── RAW DATA

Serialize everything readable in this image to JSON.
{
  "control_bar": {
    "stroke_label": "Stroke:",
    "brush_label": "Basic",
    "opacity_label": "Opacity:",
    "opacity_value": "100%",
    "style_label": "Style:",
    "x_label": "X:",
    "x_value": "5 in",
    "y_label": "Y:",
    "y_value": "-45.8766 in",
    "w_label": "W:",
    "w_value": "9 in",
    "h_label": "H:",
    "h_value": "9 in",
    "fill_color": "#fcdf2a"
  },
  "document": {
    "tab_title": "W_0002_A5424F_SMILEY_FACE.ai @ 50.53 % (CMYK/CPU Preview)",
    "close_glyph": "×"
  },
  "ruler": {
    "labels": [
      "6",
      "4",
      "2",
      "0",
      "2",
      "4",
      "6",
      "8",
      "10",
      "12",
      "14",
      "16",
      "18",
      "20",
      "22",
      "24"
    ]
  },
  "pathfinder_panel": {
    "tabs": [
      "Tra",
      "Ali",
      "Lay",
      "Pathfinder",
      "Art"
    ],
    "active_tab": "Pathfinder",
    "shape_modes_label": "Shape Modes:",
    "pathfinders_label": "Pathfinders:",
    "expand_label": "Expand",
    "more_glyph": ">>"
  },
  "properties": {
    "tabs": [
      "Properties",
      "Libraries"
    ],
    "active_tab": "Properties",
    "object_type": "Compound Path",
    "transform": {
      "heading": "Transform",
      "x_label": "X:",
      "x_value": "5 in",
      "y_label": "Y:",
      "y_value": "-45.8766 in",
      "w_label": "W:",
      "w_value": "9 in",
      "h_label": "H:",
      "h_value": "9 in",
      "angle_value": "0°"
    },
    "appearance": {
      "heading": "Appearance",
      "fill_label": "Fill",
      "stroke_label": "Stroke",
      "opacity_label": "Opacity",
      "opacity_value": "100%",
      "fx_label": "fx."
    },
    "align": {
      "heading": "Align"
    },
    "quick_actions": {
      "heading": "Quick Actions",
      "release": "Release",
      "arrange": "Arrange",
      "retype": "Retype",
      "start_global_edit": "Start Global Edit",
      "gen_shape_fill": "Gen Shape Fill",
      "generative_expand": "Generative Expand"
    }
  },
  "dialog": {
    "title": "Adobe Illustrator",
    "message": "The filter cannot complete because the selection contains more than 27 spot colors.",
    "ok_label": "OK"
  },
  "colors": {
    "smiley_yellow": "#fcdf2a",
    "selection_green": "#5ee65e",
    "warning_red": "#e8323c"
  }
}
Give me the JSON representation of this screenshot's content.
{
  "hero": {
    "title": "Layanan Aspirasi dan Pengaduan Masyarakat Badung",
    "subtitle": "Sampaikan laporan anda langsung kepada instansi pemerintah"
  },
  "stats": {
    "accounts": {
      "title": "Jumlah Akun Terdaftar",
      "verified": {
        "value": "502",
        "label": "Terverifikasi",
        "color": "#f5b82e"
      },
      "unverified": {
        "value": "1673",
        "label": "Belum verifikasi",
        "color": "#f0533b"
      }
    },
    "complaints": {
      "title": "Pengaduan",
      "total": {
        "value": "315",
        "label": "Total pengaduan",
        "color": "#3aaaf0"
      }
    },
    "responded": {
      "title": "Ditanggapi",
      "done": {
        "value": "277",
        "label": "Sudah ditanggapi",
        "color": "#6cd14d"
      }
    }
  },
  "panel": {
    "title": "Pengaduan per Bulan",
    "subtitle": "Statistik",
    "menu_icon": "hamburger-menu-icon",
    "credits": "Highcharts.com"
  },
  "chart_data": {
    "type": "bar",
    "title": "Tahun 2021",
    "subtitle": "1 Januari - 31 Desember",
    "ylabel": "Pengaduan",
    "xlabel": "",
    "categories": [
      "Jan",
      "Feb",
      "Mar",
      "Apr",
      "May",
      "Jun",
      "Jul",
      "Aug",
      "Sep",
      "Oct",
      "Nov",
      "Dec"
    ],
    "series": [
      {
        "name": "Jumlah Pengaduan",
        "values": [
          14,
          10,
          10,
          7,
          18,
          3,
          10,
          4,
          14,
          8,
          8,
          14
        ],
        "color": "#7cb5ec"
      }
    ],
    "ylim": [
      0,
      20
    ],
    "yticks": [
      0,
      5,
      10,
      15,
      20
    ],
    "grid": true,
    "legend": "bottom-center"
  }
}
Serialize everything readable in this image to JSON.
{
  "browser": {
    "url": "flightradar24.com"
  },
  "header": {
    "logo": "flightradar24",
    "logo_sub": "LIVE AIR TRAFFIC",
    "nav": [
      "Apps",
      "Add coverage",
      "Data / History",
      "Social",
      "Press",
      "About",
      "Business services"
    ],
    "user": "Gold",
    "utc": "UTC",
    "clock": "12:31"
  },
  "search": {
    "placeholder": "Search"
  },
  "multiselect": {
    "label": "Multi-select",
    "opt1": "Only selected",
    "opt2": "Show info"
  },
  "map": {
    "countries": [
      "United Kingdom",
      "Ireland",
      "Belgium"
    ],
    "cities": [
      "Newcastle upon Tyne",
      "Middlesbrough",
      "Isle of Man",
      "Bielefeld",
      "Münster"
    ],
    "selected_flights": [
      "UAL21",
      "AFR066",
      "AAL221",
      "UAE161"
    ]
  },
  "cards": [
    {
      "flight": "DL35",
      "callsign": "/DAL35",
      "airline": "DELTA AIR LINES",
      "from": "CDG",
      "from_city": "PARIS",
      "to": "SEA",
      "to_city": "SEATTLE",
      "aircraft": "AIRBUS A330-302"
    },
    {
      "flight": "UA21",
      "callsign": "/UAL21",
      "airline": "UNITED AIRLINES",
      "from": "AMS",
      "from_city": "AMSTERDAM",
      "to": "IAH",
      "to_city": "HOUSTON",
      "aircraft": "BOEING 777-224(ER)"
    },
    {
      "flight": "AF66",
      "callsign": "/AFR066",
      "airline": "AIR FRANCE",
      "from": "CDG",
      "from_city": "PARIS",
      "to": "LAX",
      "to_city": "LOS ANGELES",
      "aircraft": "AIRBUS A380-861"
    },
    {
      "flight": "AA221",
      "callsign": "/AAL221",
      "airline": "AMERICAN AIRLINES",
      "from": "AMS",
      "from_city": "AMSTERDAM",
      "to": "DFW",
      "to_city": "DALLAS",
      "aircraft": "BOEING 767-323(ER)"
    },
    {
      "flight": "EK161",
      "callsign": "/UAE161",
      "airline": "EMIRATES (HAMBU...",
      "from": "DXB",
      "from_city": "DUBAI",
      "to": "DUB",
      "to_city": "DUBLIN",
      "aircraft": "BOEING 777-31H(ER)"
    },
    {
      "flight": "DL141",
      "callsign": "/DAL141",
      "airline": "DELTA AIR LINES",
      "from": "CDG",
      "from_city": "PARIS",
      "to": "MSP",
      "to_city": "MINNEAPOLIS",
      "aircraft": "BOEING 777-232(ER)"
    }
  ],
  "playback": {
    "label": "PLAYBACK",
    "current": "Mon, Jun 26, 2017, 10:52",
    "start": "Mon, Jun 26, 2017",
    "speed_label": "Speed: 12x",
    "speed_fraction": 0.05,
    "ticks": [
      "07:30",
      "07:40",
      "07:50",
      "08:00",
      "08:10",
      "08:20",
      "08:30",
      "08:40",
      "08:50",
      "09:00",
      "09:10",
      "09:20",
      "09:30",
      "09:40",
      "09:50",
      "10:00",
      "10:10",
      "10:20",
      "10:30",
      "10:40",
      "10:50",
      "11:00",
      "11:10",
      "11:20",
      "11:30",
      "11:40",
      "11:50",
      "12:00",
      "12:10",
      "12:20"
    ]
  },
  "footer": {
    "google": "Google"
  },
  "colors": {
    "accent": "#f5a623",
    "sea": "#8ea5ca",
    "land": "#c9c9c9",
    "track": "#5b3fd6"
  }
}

────

> _PROBLEM DESCRIPTION_: Search the data for "subtitle" and list every line in which it occurs.

> _EXERCISE SOLUTION_:
    "subtitle": "Sampaikan laporan anda langsung kepada instansi pemerintah"
    "subtitle": "Statistik",
    "subtitle": "1 Januari - 31 Desember",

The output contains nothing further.